EXCERPTED PASSAGE:
Unmatched industrial vessels

Now that we’ve explored the data, let’s see how we can improve the performance and efficiency of working with this data as GeoParquet.

GeoParquet

GeoParquet is a standard that specifies how to store geospatial data in the Apache Parquet file format. The goals of GeoParquet are largely to extend the benefits of Parquet to the geospatial ecosystem and enable efficient workflows for working with geospatial attributes in columnar data.

Parquet is a popular columnar file format that enables efficient data storage and efficient retrieval. Efficient data storage is achieved using various compression and encoding methods while efficient retrieval is achieved by chunking the data in row groups and storing metadata about each row group that allows for only selecting subsets of the data within the scope of a predicate (this is known as predicate pushdown) and by storing column values next to each other allowing for retrieval of only the columns necessary to complete the query. Additionally, Parquet files can be partitioned across many individual files, further allowing query engines to ignore Parquet files outside the range of the query. These features make Parquet a natural choice for efficiently storing data in cloud object stores like AWS S3.

By specifying how to store geospatial data in the Parquet format, GeoParquet takes advantage of all the benefits of Parquet, with the added bonus of supporting interoperability within the geospatial data ecosystem.

Let’s look at how we can take advantage of these two benefits of GeoParquet: efficient data storage and efficient retrieval.

Efficient Data Storage With GeoParquet

First, let’s compare the file sizes of the original dataset (CSV) with the same data in the GeoJSON and GeoParquet formats. We can save the data as GeoJSON using Sedona:

industrial_vessel_df.repartition(1).write. \
    mode("overwrite"). \
    format("geojson"). \
    save(S3_URL_DATA_ROOT + "globalfishingwatch_industrial_vessels.json")

Note that we repartition the data to save as a single file.

And now to create a single un-partitioned GeoParquet file for comparison:

industrial_vessel_df.repartition(1).write. \
    mode("overwrite"). \
    format("geoparquet"). \
    save(S3_URL_DATA_ROOT + "globalfishingwatch_industrial_vessels.json")

WHAT TO WORK ON:
a – Reproduce the GeoParquet passage from "Unmatched industrial vessels" to "in columnar data.", keeping its wording unchanged.
b – Based on the GeoParquet passage, explain how Parquet achieves efficient retrieval of data.
c – List the file formats whose file sizes the GeoParquet passage proposes to compare.

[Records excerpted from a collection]
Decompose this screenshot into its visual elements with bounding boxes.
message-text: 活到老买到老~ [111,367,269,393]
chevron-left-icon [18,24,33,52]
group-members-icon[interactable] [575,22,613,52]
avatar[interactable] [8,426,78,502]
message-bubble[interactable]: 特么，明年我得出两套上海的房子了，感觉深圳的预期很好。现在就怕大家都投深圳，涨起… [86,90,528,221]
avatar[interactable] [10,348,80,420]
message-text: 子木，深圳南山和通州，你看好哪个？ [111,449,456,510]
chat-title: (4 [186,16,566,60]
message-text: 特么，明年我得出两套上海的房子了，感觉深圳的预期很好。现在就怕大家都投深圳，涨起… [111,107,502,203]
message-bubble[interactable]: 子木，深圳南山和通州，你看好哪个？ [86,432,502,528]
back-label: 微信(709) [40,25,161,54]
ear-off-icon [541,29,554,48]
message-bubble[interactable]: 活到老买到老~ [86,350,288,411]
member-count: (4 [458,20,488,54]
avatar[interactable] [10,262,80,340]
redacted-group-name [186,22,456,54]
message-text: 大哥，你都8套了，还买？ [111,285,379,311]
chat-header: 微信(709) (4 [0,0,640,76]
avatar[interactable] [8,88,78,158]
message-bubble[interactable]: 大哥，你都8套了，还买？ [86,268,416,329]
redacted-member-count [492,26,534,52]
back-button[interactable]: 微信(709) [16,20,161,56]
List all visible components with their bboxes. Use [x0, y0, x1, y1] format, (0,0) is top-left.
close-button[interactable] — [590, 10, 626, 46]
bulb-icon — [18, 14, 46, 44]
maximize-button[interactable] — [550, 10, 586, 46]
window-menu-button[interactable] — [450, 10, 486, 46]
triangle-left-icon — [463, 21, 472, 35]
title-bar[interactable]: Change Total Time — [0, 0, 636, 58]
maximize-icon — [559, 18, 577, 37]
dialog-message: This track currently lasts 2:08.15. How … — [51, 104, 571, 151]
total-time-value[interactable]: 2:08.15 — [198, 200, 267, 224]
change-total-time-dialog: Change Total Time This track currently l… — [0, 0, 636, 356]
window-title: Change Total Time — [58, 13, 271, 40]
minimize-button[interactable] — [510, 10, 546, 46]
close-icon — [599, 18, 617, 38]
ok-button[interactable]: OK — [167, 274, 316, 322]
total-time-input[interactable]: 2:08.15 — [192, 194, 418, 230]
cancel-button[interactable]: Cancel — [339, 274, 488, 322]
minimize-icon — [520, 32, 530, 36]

TASK RESULTS:
a –
Unmatched industrial vessels

Now that we’ve explored the data, let’s see how we can improve the performance and efficiency of working with this data as GeoParquet.

GeoParquet

GeoParquet is a standard that specifies how to store geospatial data in the Apache Parquet file format. The goals of GeoParquet are largely to extend the benefits of Parquet to the geospatial ecosystem and enable efficient workflows for working with geospatial attributes in columnar data.

b – Parquet chunks data into row groups and stores metadata about each one, so only subsets within the scope of a predicate are selected (predicate pushdown). It also stores column values next to each other, so only the columns needed for a query are retrieved. Partitioning across many files further lets query engines ignore files outside the range of the query.

c – CSV, GeoJSON, GeoParquet